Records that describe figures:

• • • • • • •

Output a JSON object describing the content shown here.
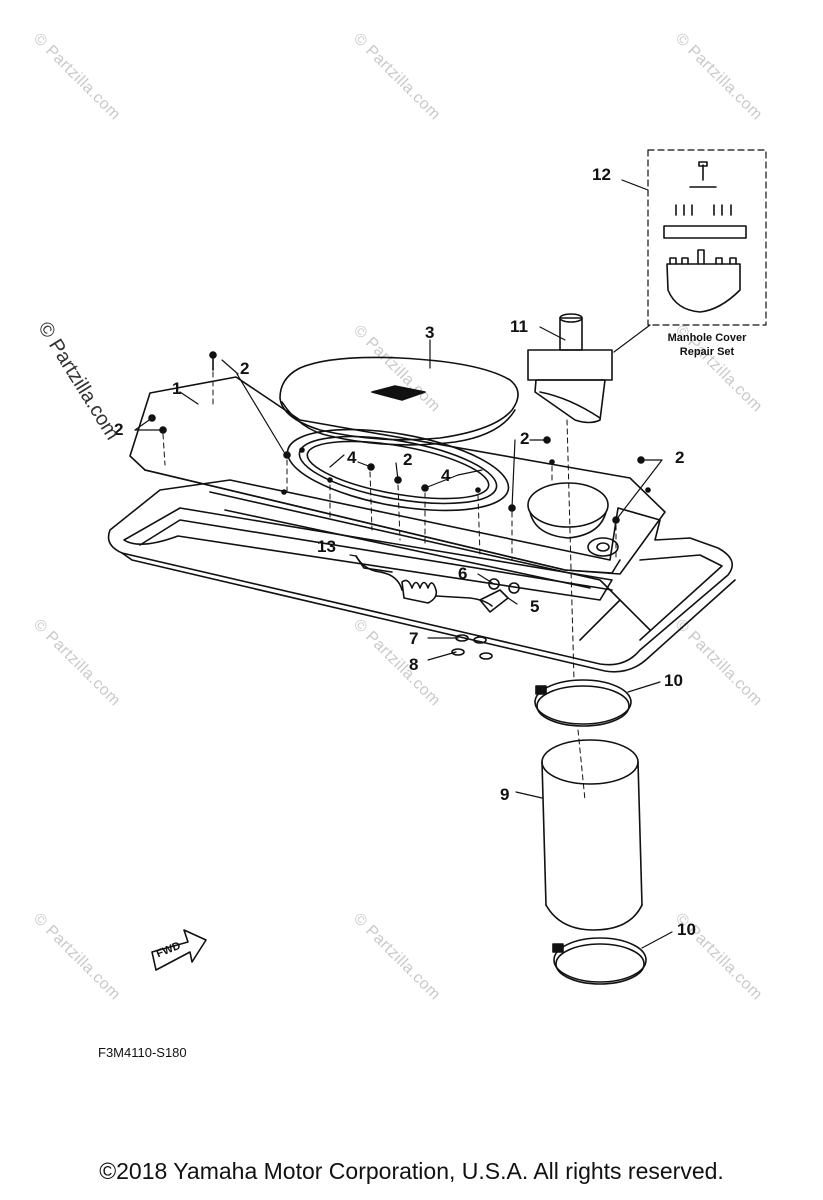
{
  "watermark": {
    "text": "© Partzilla.com",
    "side_text": "© Partzilla.com"
  },
  "callouts": {
    "c1": "1",
    "c2a": "2",
    "c2b": "2",
    "c2c": "2",
    "c2d": "2",
    "c2e": "2",
    "c3": "3",
    "c4a": "4",
    "c4b": "4",
    "c5": "5",
    "c6": "6",
    "c7": "7",
    "c8": "8",
    "c9": "9",
    "c10a": "10",
    "c10b": "10",
    "c11": "11",
    "c12": "12",
    "c13": "13"
  },
  "repair_set": {
    "line1": "Manhole Cover",
    "line2": "Repair Set"
  },
  "fwd_label": "FWD",
  "diagram_code": "F3M4110-S180",
  "copyright": "©2018  Yamaha Motor Corporation, U.S.A. All rights reserved."
}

• • • • • • •

▶ **What the exercise asks**
Leaving out the pictures, repeat the data above exactly.

▶ **In response**
Output a JSON object describing the content shown here.
{
  "watermark": {
    "text": "© Partzilla.com",
    "side_text": "© Partzilla.com"
  },
  "callouts": {
    "c1": "1",
    "c2a": "2",
    "c2b": "2",
    "c2c": "2",
    "c2d": "2",
    "c2e": "2",
    "c3": "3",
    "c4a": "4",
    "c4b": "4",
    "c5": "5",
    "c6": "6",
    "c7": "7",
    "c8": "8",
    "c9": "9",
    "c10a": "10",
    "c10b": "10",
    "c11": "11",
    "c12": "12",
    "c13": "13"
  },
  "repair_set": {
    "line1": "Manhole Cover",
    "line2": "Repair Set"
  },
  "fwd_label": "FWD",
  "diagram_code": "F3M4110-S180",
  "copyright": "©2018  Yamaha Motor Corporation, U.S.A. All rights reserved."
}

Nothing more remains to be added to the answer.